_PROMPT_
In the listing below, identify each line with the word "bottom" and return those lines.

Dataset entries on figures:

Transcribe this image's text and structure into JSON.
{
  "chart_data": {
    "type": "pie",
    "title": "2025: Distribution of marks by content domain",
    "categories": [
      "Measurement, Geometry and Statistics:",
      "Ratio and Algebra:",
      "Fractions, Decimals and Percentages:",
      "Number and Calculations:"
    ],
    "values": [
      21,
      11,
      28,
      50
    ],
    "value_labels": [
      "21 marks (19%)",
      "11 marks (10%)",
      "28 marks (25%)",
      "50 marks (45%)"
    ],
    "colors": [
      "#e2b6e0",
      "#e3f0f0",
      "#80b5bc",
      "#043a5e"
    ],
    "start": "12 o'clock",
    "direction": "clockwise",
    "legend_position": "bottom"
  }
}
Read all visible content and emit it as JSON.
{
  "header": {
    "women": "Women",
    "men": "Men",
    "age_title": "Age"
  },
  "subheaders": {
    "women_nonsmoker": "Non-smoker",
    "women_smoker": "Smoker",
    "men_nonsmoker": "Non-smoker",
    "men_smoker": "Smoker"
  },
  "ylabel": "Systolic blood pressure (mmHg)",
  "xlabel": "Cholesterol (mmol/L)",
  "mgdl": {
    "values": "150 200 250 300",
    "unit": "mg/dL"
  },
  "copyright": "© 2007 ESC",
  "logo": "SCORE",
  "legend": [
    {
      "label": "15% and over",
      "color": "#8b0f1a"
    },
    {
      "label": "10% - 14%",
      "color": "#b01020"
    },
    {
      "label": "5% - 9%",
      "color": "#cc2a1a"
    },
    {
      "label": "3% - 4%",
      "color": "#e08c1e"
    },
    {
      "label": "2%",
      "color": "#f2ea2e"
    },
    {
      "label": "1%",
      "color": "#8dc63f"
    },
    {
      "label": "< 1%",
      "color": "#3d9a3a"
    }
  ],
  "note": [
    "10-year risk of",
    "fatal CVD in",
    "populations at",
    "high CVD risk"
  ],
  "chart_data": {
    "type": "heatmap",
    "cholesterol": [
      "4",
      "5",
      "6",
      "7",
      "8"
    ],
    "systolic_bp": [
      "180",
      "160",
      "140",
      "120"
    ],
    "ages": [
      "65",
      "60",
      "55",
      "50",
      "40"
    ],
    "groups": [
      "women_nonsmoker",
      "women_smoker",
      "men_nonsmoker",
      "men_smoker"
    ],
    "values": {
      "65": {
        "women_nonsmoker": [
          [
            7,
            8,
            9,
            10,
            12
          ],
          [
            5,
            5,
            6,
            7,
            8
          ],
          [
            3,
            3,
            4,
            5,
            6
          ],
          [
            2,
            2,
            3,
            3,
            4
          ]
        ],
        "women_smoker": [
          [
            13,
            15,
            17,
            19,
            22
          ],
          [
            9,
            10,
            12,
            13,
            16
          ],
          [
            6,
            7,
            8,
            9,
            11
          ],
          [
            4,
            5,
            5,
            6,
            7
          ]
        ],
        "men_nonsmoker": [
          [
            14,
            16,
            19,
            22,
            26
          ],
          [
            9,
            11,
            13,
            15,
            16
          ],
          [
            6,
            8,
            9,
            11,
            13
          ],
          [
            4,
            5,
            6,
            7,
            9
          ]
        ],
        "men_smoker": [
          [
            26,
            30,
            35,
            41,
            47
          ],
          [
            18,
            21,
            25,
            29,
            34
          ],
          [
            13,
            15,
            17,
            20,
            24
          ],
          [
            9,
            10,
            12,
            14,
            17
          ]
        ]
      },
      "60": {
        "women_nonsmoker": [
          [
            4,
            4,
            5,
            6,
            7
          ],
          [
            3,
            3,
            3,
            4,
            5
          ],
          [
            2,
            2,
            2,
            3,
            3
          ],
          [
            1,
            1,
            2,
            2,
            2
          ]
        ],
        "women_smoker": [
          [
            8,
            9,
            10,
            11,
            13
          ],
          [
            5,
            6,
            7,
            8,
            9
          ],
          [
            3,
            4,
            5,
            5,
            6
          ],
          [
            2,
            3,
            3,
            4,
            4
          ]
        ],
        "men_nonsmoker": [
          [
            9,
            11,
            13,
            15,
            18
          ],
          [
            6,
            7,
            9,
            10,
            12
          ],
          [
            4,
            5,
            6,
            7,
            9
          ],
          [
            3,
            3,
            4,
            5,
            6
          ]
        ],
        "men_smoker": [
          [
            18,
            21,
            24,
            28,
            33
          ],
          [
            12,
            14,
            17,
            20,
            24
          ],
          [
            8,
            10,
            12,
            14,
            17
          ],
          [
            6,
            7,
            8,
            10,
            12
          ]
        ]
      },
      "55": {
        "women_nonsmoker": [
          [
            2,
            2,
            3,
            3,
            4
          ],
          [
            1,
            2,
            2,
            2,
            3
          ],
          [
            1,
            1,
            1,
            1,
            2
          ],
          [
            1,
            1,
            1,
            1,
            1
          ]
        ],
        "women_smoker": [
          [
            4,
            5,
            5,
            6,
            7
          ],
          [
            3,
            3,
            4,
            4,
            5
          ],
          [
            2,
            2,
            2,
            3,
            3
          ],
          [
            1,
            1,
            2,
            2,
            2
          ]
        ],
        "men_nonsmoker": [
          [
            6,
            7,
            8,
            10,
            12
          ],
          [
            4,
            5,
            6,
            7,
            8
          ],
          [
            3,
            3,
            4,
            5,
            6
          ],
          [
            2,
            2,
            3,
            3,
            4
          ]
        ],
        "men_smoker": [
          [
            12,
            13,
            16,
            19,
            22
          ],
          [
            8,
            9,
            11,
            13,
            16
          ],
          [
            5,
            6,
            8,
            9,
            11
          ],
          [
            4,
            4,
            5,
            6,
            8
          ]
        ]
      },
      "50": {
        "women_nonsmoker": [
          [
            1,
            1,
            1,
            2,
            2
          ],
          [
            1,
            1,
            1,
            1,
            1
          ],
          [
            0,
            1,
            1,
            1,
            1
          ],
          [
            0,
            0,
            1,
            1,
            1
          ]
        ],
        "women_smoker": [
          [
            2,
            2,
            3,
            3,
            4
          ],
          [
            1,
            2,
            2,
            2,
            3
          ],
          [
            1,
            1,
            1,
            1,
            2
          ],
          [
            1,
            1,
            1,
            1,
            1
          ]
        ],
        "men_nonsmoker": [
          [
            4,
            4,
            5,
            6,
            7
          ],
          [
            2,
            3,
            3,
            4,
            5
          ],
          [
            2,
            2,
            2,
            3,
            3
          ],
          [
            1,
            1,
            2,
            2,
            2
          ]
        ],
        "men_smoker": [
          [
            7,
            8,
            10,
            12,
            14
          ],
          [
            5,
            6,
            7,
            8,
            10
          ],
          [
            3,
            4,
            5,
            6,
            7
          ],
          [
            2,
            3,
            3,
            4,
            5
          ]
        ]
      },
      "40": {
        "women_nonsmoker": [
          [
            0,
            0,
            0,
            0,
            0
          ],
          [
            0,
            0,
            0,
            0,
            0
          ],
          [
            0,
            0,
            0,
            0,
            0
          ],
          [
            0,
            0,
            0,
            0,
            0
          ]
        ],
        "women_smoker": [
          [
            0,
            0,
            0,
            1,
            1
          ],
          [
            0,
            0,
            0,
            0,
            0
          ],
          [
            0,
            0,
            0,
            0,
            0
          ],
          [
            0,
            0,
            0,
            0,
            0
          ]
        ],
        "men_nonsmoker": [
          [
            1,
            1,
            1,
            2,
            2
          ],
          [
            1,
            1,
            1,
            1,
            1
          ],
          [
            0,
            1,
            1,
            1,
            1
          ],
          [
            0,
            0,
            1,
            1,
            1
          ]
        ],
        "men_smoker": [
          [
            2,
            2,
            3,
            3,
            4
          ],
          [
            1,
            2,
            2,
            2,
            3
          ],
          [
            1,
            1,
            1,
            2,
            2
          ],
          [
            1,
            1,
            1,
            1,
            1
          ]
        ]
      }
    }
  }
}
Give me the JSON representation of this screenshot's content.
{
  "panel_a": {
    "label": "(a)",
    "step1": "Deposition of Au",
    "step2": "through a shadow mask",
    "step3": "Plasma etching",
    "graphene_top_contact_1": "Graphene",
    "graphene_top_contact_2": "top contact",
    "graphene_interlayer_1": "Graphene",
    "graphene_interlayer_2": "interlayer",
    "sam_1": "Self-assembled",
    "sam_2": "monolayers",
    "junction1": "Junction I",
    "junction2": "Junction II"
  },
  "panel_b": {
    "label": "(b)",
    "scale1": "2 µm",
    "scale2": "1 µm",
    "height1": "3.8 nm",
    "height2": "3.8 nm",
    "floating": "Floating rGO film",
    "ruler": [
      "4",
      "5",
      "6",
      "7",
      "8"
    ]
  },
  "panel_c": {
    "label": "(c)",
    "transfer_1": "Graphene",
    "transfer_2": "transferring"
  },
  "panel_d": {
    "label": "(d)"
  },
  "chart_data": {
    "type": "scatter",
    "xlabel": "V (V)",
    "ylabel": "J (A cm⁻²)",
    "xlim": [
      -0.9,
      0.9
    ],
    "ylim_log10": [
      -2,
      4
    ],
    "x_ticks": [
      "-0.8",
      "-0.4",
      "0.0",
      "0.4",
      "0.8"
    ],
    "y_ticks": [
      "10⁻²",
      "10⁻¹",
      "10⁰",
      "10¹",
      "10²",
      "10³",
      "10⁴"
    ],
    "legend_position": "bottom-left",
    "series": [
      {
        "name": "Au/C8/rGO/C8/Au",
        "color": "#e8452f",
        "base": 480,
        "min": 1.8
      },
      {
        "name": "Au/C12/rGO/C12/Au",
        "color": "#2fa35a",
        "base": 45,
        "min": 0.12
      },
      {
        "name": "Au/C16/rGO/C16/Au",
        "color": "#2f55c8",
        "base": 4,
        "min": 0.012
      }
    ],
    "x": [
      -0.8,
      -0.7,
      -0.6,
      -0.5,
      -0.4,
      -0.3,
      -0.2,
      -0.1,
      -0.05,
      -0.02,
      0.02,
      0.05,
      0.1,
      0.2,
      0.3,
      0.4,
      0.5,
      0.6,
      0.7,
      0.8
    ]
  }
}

_TASK RESPONSE_
    "legend_position": "bottom"
    "legend_position": "bottom-left",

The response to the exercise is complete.